======== Information supplied ========
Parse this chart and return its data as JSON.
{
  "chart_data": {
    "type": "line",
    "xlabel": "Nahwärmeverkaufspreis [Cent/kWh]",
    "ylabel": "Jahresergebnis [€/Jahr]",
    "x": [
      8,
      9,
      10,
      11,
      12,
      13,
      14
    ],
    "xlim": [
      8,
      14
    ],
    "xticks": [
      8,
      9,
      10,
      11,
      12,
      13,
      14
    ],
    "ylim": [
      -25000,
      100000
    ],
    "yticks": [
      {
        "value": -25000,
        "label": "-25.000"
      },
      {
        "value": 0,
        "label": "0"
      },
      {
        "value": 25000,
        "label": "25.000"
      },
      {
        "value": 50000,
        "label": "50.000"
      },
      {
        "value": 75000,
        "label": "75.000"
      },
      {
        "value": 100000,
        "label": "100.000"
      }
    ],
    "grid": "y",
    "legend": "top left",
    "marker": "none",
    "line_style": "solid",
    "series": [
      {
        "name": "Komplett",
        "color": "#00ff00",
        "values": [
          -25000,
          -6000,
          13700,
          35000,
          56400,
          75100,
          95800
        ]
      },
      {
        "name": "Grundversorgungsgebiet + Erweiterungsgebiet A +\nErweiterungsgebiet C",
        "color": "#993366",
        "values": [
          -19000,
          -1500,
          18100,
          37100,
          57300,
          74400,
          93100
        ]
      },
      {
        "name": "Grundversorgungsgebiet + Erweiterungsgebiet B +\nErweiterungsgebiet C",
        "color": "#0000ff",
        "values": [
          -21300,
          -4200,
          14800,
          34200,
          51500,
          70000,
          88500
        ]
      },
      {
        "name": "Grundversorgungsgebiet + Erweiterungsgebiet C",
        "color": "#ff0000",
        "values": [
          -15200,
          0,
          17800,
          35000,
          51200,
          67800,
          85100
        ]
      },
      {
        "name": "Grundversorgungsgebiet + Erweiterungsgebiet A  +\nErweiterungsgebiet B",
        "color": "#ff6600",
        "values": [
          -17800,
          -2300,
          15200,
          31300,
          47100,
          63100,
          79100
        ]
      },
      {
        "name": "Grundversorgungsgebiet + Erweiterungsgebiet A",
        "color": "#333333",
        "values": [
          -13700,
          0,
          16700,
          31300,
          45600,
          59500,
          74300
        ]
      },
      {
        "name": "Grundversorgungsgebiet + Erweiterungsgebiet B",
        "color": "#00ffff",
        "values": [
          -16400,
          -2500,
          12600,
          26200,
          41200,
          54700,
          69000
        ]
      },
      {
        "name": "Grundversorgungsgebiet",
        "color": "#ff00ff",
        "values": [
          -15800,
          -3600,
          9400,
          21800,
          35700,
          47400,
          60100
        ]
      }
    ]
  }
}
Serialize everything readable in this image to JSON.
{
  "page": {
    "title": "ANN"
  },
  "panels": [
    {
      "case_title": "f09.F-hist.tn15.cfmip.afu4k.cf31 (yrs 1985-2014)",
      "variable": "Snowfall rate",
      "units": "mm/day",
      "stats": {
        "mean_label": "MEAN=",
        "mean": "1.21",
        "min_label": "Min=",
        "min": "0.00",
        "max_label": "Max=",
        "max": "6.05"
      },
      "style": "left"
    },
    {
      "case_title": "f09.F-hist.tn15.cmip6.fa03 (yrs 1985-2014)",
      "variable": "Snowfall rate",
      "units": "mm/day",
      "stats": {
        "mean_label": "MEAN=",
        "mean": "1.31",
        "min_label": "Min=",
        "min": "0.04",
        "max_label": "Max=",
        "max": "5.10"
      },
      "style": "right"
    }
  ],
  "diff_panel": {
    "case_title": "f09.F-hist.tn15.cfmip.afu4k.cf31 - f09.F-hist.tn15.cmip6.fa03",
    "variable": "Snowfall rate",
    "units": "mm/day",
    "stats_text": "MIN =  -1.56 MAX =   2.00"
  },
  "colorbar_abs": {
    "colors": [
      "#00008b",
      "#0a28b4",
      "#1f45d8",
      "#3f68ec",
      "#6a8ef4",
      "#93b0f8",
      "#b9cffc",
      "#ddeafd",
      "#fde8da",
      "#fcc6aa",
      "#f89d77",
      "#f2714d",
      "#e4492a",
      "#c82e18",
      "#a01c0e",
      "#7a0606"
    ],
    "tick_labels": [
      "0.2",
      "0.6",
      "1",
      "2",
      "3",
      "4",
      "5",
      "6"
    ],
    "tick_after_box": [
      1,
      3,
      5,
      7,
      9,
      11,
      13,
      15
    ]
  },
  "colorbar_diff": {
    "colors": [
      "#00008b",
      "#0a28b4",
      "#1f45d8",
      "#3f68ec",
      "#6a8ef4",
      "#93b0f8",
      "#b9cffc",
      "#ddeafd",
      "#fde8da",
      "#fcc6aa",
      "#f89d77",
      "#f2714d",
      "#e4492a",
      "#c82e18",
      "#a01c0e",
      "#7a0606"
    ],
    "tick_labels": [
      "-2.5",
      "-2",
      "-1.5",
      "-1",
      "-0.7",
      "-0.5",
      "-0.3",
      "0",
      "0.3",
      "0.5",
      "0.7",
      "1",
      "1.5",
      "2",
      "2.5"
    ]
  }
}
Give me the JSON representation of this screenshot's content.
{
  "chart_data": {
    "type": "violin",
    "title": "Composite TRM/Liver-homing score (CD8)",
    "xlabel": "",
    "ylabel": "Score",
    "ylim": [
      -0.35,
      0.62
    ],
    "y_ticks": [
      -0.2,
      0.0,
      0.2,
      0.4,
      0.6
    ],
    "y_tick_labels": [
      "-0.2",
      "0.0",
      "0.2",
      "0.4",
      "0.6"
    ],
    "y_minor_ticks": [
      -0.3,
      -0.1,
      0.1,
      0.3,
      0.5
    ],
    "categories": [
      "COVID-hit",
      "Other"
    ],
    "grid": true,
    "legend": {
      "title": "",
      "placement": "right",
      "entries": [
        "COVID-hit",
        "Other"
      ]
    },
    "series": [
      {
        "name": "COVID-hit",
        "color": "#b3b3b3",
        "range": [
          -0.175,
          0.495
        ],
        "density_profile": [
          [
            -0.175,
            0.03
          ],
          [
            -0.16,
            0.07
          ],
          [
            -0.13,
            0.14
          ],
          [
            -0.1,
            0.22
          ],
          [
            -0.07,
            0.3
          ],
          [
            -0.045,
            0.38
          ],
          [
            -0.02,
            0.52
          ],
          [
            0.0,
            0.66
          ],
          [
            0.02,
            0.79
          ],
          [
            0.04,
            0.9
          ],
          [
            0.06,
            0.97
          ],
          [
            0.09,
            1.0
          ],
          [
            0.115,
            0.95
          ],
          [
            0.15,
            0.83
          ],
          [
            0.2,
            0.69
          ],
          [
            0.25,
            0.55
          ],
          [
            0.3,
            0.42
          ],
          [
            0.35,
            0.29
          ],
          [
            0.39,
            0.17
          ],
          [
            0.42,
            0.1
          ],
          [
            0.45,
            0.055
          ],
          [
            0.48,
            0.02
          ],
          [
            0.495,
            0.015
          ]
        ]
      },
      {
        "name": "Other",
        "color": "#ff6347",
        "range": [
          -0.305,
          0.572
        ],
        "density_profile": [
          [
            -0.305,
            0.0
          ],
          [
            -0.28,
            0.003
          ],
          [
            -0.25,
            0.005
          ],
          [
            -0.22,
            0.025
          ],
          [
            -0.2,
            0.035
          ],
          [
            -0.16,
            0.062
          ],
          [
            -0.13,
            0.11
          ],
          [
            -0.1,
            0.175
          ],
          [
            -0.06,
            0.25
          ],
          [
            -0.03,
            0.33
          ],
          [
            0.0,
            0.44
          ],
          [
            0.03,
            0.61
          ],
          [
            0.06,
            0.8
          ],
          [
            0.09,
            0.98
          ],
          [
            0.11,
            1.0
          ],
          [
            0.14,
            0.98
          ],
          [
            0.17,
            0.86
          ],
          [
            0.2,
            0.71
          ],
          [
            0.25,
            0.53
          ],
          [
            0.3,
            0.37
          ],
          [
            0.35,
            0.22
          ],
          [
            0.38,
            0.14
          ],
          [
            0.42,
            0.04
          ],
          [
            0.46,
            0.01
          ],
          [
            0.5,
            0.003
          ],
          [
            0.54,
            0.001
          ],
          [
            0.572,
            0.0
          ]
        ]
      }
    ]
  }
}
========
→ Exercise task
What is the number of lines in the records that contain the word "xlabel"? Answer with the number and nothing else.

→ Solved problem
2